(Dataset items)

━━━━

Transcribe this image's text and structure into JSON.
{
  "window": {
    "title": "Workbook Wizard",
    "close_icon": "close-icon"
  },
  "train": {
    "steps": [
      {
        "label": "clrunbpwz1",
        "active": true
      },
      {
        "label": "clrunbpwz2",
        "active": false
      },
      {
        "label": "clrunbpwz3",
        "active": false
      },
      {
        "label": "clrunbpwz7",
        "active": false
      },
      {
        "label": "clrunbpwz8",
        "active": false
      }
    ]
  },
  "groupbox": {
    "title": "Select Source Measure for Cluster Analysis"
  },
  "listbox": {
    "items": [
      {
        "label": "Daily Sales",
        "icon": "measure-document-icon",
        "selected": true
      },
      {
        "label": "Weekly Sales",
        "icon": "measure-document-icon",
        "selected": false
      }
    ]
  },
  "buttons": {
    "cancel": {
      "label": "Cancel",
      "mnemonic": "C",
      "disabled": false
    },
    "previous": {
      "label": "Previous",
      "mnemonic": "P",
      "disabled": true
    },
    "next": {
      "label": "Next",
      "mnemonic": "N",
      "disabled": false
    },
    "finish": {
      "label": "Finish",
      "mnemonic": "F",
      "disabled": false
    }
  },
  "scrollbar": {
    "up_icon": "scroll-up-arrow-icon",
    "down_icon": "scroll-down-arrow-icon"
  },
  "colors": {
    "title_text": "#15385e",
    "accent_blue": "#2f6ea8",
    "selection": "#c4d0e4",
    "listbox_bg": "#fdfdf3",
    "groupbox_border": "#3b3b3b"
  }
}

━━━━

(DIRECTION): Copy out the data shown above without altering anything.

(COMPLETED EXERCISE):
Transcribe this image's text and structure into JSON.
{
  "window": {
    "title": "Workbook Wizard",
    "close_icon": "close-icon"
  },
  "train": {
    "steps": [
      {
        "label": "clrunbpwz1",
        "active": true
      },
      {
        "label": "clrunbpwz2",
        "active": false
      },
      {
        "label": "clrunbpwz3",
        "active": false
      },
      {
        "label": "clrunbpwz7",
        "active": false
      },
      {
        "label": "clrunbpwz8",
        "active": false
      }
    ]
  },
  "groupbox": {
    "title": "Select Source Measure for Cluster Analysis"
  },
  "listbox": {
    "items": [
      {
        "label": "Daily Sales",
        "icon": "measure-document-icon",
        "selected": true
      },
      {
        "label": "Weekly Sales",
        "icon": "measure-document-icon",
        "selected": false
      }
    ]
  },
  "buttons": {
    "cancel": {
      "label": "Cancel",
      "mnemonic": "C",
      "disabled": false
    },
    "previous": {
      "label": "Previous",
      "mnemonic": "P",
      "disabled": true
    },
    "next": {
      "label": "Next",
      "mnemonic": "N",
      "disabled": false
    },
    "finish": {
      "label": "Finish",
      "mnemonic": "F",
      "disabled": false
    }
  },
  "scrollbar": {
    "up_icon": "scroll-up-arrow-icon",
    "down_icon": "scroll-down-arrow-icon"
  },
  "colors": {
    "title_text": "#15385e",
    "accent_blue": "#2f6ea8",
    "selection": "#c4d0e4",
    "listbox_bg": "#fdfdf3",
    "groupbox_border": "#3b3b3b"
  }
}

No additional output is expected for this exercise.